* _Aim_: Below are records; count the lines in them that hold "Antwort" and give only the count.

---------- Supplied entries

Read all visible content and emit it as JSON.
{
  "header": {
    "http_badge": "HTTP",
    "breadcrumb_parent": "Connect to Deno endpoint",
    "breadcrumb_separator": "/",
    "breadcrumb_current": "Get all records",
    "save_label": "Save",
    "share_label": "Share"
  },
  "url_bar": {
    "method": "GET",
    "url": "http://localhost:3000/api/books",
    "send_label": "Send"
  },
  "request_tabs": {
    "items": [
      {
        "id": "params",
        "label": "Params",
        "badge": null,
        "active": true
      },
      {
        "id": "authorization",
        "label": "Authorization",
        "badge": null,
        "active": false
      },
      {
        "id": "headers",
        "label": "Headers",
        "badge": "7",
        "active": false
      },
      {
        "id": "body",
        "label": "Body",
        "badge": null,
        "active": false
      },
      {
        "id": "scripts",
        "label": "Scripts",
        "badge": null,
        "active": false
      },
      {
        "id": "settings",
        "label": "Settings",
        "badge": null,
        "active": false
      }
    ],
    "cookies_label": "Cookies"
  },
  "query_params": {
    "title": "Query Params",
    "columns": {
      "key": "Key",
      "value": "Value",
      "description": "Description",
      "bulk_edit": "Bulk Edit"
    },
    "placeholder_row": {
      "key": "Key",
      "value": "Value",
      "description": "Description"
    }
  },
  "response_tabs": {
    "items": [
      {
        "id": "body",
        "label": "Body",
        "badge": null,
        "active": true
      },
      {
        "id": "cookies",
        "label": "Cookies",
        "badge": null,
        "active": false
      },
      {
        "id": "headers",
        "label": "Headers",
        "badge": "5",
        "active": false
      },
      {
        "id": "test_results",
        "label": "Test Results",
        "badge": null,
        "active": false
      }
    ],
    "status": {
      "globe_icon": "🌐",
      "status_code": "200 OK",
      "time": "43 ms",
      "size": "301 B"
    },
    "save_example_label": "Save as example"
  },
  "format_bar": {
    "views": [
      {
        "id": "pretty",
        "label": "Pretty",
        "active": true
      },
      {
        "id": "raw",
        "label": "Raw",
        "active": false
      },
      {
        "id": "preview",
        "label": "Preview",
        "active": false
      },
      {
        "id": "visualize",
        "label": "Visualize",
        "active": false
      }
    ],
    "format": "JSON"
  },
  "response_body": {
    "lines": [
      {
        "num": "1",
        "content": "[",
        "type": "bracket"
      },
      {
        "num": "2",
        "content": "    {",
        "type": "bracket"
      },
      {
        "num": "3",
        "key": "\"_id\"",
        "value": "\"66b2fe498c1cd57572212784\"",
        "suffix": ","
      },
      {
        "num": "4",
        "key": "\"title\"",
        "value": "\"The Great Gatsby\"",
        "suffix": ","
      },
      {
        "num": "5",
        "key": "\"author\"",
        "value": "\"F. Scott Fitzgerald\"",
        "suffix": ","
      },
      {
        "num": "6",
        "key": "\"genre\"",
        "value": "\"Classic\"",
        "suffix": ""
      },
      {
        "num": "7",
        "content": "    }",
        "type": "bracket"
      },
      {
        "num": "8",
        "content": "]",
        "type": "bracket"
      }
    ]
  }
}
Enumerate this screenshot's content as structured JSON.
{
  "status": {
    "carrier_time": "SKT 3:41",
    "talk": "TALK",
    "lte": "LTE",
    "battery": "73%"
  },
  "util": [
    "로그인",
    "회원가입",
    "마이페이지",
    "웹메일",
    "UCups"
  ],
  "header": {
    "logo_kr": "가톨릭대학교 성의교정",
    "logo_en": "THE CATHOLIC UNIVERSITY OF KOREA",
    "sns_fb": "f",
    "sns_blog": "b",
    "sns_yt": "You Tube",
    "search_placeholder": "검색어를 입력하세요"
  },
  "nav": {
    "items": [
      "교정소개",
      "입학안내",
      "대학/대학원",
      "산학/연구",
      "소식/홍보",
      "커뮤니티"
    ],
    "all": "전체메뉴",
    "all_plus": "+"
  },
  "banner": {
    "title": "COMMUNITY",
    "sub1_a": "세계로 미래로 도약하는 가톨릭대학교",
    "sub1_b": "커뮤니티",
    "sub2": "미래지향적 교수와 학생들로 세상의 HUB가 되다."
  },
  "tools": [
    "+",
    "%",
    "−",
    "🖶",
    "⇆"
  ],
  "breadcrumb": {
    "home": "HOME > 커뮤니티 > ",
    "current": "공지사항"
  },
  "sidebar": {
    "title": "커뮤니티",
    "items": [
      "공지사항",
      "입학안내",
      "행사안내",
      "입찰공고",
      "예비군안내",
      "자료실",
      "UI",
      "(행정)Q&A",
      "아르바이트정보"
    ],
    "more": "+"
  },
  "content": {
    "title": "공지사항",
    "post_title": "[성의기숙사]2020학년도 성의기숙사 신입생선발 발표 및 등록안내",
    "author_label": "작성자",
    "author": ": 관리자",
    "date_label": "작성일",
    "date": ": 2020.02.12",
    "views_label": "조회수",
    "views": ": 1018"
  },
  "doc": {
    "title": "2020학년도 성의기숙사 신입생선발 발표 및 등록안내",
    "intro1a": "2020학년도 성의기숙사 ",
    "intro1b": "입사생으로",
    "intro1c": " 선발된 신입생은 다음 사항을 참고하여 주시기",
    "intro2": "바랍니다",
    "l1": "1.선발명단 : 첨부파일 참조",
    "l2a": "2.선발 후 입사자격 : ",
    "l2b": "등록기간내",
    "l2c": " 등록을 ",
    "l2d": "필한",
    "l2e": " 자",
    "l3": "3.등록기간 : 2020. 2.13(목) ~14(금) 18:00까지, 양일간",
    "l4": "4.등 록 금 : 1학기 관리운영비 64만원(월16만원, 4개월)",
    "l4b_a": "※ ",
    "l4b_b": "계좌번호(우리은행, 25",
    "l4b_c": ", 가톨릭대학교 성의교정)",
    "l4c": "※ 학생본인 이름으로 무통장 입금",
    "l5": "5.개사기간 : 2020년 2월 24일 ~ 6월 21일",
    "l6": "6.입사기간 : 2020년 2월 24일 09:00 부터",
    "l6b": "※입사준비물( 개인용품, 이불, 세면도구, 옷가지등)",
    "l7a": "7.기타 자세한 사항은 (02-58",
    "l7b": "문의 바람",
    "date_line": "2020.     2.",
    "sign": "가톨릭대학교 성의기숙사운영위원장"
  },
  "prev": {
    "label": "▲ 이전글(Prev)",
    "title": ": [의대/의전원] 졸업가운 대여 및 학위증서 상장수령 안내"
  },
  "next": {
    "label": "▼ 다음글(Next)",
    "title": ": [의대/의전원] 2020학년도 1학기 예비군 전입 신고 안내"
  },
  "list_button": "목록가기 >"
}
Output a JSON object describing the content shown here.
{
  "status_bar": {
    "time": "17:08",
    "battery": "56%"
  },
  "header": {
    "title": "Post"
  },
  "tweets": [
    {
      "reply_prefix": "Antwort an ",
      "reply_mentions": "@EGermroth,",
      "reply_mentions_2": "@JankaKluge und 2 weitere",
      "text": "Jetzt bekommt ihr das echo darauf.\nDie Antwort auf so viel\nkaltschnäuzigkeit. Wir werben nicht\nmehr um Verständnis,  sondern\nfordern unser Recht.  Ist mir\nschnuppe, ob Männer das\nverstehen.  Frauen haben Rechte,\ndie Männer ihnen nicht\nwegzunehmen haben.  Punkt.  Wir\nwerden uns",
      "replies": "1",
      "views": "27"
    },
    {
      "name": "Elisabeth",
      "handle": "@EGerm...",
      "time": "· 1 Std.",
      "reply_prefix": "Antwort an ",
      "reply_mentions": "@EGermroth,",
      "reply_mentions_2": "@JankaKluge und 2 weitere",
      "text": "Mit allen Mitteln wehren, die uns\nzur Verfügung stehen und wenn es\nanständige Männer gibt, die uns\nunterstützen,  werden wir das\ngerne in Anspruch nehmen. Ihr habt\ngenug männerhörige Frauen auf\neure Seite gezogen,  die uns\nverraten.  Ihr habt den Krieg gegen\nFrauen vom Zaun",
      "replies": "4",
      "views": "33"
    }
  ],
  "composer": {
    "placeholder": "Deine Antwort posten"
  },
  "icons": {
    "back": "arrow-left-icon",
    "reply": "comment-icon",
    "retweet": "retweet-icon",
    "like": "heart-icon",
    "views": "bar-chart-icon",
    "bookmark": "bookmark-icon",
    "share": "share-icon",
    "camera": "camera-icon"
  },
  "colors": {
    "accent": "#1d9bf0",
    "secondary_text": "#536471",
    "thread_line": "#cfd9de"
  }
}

--------------------

* _Task response_: 4